▶ [Given task]:
What follows is a listing; give it again exactly, in its entirety.

▶ [Supplied material]:

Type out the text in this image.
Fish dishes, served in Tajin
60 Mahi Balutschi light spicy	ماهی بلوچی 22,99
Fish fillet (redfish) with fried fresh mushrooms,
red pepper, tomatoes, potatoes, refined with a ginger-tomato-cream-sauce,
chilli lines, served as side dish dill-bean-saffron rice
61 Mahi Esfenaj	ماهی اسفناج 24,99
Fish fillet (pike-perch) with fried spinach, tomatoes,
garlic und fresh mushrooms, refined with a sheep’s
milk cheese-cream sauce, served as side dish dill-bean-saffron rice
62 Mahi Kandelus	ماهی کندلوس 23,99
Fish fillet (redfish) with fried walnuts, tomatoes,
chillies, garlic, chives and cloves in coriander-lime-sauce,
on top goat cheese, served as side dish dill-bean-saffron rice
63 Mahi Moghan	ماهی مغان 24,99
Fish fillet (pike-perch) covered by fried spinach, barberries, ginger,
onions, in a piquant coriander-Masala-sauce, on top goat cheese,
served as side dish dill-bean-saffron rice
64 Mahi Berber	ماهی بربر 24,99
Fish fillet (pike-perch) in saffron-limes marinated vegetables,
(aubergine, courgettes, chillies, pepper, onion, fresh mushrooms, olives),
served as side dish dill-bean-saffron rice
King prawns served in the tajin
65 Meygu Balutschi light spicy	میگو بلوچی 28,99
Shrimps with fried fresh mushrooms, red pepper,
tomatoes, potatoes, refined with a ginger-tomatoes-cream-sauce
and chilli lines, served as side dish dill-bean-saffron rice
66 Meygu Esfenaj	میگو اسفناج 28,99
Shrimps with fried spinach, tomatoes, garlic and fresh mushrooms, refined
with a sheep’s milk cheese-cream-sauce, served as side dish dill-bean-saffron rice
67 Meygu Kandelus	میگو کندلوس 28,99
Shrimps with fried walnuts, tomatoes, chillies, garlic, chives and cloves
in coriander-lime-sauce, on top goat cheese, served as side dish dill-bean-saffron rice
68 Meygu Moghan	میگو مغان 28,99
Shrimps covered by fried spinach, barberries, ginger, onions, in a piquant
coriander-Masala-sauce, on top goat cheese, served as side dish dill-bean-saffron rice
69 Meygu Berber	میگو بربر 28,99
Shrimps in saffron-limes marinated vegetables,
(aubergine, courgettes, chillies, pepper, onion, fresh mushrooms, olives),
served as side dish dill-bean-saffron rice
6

▶ [Output below]:
Type out the text in this image.
Fish dishes, served in Tajin
60 Mahi Balutschi light spicy	ماهی بلوچی 22,99
Fish fillet (redfish) with fried fresh mushrooms,
red pepper, tomatoes, potatoes, refined with a ginger-tomato-cream-sauce,
chilli lines, served as side dish dill-bean-saffron rice
61 Mahi Esfenaj	ماهی اسفناج 24,99
Fish fillet (pike-perch) with fried spinach, tomatoes,
garlic und fresh mushrooms, refined with a sheep’s
milk cheese-cream sauce, served as side dish dill-bean-saffron rice
62 Mahi Kandelus	ماهی کندلوس 23,99
Fish fillet (redfish) with fried walnuts, tomatoes,
chillies, garlic, chives and cloves in coriander-lime-sauce,
on top goat cheese, served as side dish dill-bean-saffron rice
63 Mahi Moghan	ماهی مغان 24,99
Fish fillet (pike-perch) covered by fried spinach, barberries, ginger,
onions, in a piquant coriander-Masala-sauce, on top goat cheese,
served as side dish dill-bean-saffron rice
64 Mahi Berber	ماهی بربر 24,99
Fish fillet (pike-perch) in saffron-limes marinated vegetables,
(aubergine, courgettes, chillies, pepper, onion, fresh mushrooms, olives),
served as side dish dill-bean-saffron rice
King prawns served in the tajin
65 Meygu Balutschi light spicy	میگو بلوچی 28,99
Shrimps with fried fresh mushrooms, red pepper,
tomatoes, potatoes, refined with a ginger-tomatoes-cream-sauce
and chilli lines, served as side dish dill-bean-saffron rice
66 Meygu Esfenaj	میگو اسفناج 28,99
Shrimps with fried spinach, tomatoes, garlic and fresh mushrooms, refined
with a sheep’s milk cheese-cream-sauce, served as side dish dill-bean-saffron rice
67 Meygu Kandelus	میگو کندلوس 28,99
Shrimps with fried walnuts, tomatoes, chillies, garlic, chives and cloves
in coriander-lime-sauce, on top goat cheese, served as side dish dill-bean-saffron rice
68 Meygu Moghan	میگو مغان 28,99
Shrimps covered by fried spinach, barberries, ginger, onions, in a piquant
coriander-Masala-sauce, on top goat cheese, served as side dish dill-bean-saffron rice
69 Meygu Berber	میگو بربر 28,99
Shrimps in saffron-limes marinated vegetables,
(aubergine, courgettes, chillies, pepper, onion, fresh mushrooms, olives),
served as side dish dill-bean-saffron rice
6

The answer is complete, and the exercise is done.